SUPPLIED DATA:
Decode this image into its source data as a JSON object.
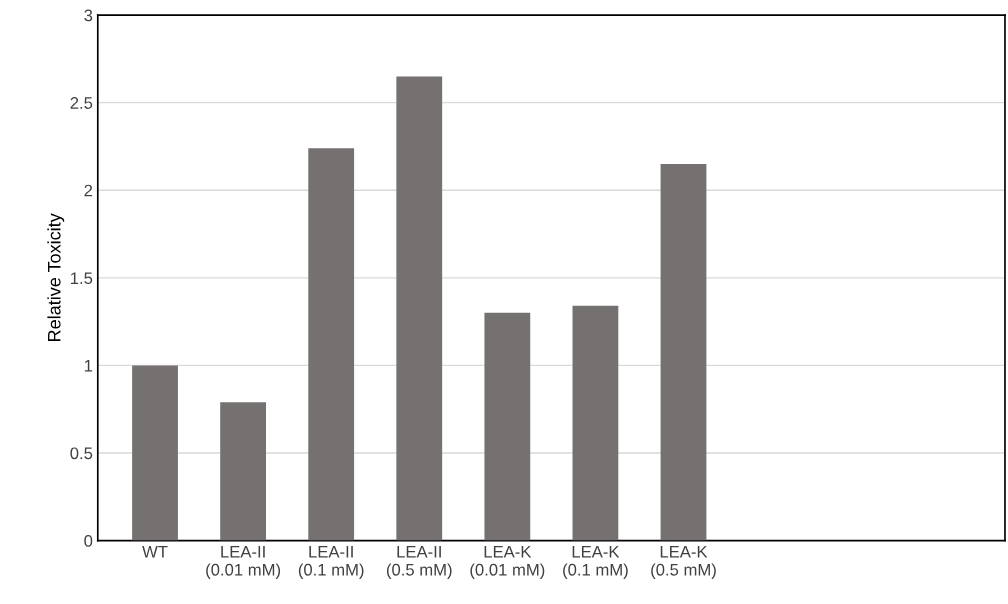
{
  "chart_data": {
    "type": "bar",
    "ylabel": "Relative Toxicity",
    "categories": [
      "WT",
      "LEA-II\n(0.01 mM)",
      "LEA-II\n(0.1 mM)",
      "LEA-II\n(0.5 mM)",
      "LEA-K\n(0.01 mM)",
      "LEA-K\n(0.1 mM)",
      "LEA-K\n(0.5 mM)",
      null,
      null,
      null
    ],
    "values": [
      1.0,
      0.79,
      2.24,
      2.65,
      1.3,
      1.34,
      2.15,
      null,
      null,
      null
    ],
    "color": "#767171",
    "ylim": [
      0,
      3
    ],
    "yticks": [
      0,
      0.5,
      1,
      1.5,
      2,
      2.5,
      3
    ],
    "grid": "y"
  }
}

WHAT TO PRODUCE:
Retype the data above exactly; pictures are not part of the copy.

TASK OUTPUT:
Decode this image into its source data as a JSON object.
{
  "chart_data": {
    "type": "bar",
    "ylabel": "Relative Toxicity",
    "categories": [
      "WT",
      "LEA-II\n(0.01 mM)",
      "LEA-II\n(0.1 mM)",
      "LEA-II\n(0.5 mM)",
      "LEA-K\n(0.01 mM)",
      "LEA-K\n(0.1 mM)",
      "LEA-K\n(0.5 mM)",
      null,
      null,
      null
    ],
    "values": [
      1.0,
      0.79,
      2.24,
      2.65,
      1.3,
      1.34,
      2.15,
      null,
      null,
      null
    ],
    "color": "#767171",
    "ylim": [
      0,
      3
    ],
    "yticks": [
      0,
      0.5,
      1,
      1.5,
      2,
      2.5,
      3
    ],
    "grid": "y"
  }
}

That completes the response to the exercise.